- **EXERCISE DETAILS**
Reproduce the records verbatim from the start through the line containing "187, 629, 256]", including that line.

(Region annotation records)
=-=-=

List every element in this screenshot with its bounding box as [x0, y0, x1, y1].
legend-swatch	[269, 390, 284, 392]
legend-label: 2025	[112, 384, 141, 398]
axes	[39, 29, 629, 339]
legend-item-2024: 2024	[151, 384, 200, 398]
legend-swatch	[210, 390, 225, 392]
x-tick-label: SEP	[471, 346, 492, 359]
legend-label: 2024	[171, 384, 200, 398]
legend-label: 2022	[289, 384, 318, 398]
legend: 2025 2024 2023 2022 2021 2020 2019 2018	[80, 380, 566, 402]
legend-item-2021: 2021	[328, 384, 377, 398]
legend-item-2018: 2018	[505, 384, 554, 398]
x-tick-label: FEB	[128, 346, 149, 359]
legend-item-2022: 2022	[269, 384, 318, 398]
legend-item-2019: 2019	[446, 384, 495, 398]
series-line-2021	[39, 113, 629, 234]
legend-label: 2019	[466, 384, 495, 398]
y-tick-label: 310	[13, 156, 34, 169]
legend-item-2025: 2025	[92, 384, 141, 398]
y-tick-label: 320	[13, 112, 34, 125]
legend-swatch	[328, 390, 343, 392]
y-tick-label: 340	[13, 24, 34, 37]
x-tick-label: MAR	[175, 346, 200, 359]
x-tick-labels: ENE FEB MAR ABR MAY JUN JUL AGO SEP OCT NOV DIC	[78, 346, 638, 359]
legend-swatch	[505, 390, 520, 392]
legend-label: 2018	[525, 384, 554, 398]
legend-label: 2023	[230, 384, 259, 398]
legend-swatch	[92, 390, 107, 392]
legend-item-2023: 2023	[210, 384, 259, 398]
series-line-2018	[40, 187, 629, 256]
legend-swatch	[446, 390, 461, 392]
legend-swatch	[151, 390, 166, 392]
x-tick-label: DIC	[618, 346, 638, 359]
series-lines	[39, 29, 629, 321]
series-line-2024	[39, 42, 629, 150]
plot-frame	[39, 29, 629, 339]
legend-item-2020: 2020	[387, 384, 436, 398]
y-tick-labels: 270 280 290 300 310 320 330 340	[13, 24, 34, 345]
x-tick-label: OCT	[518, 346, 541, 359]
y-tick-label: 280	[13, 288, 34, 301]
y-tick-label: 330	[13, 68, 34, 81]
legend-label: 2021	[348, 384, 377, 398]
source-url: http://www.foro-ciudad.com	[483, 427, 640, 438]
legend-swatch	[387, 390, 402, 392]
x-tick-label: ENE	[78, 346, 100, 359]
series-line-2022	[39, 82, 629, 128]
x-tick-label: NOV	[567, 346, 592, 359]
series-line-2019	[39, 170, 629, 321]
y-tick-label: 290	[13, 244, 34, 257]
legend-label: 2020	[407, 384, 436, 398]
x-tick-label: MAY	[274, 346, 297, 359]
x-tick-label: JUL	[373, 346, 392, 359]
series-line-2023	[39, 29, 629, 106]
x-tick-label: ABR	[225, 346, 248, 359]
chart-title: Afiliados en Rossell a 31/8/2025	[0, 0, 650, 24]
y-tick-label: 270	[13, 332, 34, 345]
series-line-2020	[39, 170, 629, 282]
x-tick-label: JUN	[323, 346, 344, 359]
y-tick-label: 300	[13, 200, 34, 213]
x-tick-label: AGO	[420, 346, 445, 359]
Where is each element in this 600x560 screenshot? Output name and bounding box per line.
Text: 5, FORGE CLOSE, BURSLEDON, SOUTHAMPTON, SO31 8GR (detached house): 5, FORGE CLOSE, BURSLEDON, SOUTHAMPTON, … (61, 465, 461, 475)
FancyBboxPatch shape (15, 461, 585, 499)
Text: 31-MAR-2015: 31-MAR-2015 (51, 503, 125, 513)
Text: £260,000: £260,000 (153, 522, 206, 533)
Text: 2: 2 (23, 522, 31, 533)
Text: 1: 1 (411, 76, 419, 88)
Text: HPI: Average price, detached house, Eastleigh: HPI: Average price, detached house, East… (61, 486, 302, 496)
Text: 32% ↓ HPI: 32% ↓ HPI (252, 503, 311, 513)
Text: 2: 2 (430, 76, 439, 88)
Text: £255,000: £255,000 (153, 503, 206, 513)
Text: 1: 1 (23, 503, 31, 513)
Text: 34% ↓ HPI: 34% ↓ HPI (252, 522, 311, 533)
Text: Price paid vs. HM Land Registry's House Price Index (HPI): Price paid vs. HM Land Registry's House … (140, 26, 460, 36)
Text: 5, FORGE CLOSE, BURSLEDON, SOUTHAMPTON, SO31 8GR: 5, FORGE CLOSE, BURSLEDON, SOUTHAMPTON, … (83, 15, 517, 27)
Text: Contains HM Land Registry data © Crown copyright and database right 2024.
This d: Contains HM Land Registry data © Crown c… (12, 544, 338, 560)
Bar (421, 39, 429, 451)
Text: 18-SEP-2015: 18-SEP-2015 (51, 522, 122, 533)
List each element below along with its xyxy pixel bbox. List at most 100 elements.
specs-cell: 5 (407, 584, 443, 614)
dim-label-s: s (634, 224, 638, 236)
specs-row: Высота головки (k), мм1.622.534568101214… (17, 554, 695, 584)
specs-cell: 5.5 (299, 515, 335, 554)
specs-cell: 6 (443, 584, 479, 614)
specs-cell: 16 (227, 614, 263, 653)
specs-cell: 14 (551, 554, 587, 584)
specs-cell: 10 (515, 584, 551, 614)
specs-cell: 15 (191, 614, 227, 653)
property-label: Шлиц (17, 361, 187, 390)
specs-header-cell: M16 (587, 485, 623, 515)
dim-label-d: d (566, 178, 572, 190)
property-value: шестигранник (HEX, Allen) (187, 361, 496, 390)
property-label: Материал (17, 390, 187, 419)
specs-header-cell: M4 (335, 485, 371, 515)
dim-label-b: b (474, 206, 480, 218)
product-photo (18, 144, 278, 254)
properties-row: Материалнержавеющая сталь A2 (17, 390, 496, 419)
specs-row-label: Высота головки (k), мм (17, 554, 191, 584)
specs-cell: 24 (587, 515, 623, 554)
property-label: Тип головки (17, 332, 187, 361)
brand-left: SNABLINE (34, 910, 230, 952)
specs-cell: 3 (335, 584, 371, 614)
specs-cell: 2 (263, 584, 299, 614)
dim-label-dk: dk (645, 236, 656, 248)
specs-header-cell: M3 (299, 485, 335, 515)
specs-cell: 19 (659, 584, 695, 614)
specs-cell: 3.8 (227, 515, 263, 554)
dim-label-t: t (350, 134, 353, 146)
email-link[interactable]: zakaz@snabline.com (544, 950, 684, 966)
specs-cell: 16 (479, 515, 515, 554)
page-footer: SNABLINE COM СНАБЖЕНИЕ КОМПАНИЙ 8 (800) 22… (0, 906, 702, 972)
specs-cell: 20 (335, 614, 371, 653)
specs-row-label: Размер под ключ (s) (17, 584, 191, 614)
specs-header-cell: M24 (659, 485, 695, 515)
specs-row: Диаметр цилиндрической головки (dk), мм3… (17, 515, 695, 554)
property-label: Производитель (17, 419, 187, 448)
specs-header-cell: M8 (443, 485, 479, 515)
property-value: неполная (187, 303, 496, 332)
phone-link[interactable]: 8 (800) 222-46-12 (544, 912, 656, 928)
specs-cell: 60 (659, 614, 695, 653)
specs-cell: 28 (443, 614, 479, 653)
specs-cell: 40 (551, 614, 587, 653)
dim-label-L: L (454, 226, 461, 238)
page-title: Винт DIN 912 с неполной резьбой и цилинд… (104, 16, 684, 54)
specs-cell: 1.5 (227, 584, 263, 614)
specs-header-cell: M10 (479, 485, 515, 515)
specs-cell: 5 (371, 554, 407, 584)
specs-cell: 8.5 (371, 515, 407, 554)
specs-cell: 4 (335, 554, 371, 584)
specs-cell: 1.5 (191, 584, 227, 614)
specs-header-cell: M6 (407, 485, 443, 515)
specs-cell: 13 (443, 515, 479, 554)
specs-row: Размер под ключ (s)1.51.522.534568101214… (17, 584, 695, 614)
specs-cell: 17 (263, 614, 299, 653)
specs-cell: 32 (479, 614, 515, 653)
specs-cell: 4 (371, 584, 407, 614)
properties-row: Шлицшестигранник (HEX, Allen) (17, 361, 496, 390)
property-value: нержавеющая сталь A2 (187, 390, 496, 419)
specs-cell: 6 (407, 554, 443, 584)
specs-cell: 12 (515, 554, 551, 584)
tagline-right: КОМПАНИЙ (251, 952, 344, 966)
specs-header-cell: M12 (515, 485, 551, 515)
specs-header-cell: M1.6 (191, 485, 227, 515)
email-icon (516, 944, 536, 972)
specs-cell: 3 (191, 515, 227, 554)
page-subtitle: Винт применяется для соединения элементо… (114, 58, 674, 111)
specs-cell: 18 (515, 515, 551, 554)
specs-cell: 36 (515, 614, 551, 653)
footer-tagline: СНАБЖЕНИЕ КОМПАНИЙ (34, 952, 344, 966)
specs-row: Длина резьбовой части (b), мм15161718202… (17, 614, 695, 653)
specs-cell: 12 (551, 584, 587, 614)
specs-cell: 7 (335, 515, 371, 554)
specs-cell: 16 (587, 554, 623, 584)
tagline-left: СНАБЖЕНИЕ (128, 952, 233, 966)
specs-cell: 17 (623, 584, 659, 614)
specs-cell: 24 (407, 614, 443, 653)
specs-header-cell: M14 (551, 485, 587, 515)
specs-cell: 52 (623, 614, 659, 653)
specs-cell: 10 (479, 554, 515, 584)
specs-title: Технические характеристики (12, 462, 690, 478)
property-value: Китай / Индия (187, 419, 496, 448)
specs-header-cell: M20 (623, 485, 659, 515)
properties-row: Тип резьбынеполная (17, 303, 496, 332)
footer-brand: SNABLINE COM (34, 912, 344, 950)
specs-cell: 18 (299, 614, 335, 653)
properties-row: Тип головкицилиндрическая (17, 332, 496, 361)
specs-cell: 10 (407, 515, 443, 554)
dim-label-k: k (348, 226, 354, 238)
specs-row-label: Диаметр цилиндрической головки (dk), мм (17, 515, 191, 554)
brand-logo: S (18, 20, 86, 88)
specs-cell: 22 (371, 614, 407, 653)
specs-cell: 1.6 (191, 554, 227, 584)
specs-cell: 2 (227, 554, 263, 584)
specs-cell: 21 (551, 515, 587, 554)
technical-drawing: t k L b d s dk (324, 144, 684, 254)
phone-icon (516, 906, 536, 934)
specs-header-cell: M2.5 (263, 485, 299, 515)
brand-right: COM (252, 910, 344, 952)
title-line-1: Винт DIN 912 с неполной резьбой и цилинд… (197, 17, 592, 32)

=-=-=

- **TASK RESPONSE**
List every element in this screenshot with its bounding box as [x0, y0, x1, y1].
legend-swatch	[269, 390, 284, 392]
legend-label: 2025	[112, 384, 141, 398]
axes	[39, 29, 629, 339]
legend-item-2024: 2024	[151, 384, 200, 398]
legend-swatch	[210, 390, 225, 392]
x-tick-label: SEP	[471, 346, 492, 359]
legend-label: 2024	[171, 384, 200, 398]
legend-label: 2022	[289, 384, 318, 398]
legend: 2025 2024 2023 2022 2021 2020 2019 2018	[80, 380, 566, 402]
legend-item-2021: 2021	[328, 384, 377, 398]
legend-item-2018: 2018	[505, 384, 554, 398]
x-tick-label: FEB	[128, 346, 149, 359]
legend-item-2022: 2022	[269, 384, 318, 398]
legend-item-2019: 2019	[446, 384, 495, 398]
series-line-2021	[39, 113, 629, 234]
legend-label: 2019	[466, 384, 495, 398]
y-tick-label: 310	[13, 156, 34, 169]
legend-item-2025: 2025	[92, 384, 141, 398]
y-tick-label: 320	[13, 112, 34, 125]
legend-swatch	[328, 390, 343, 392]
y-tick-label: 340	[13, 24, 34, 37]
x-tick-label: MAR	[175, 346, 200, 359]
x-tick-labels: ENE FEB MAR ABR MAY JUN JUL AGO SEP OCT NOV DIC	[78, 346, 638, 359]
legend-swatch	[505, 390, 520, 392]
legend-label: 2018	[525, 384, 554, 398]
legend-label: 2023	[230, 384, 259, 398]
legend-swatch	[92, 390, 107, 392]
legend-item-2023: 2023	[210, 384, 259, 398]
series-line-2018	[40, 187, 629, 256]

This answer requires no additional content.